***** Records supplied

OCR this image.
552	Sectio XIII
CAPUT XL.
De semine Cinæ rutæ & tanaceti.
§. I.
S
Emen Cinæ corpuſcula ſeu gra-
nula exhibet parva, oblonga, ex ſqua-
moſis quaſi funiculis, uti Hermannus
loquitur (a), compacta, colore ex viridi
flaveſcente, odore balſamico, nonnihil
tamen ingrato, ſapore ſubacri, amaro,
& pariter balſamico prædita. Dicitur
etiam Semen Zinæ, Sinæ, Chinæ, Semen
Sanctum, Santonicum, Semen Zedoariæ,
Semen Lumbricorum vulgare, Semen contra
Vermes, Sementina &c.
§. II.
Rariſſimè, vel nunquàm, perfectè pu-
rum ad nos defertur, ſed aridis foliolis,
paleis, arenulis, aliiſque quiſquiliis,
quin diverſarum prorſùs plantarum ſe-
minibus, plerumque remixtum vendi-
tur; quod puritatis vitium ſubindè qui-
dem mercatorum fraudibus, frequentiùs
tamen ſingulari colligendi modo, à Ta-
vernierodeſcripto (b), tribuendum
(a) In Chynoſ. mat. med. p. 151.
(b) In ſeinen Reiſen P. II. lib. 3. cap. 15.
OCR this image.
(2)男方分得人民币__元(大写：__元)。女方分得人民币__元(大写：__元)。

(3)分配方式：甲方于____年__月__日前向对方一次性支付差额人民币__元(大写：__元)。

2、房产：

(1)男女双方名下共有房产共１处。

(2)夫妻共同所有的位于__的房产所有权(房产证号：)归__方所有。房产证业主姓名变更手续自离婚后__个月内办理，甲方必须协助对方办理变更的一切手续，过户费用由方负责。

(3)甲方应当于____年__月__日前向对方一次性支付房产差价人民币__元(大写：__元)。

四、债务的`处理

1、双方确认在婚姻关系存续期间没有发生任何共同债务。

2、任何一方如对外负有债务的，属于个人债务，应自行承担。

**********

- Problem details
Copy each line containing the word "Cinæ" from the data.

- Final answer
De semine Cinæ rutæ & tanaceti.
Emen Cinæ corpuſcula ſeu gra-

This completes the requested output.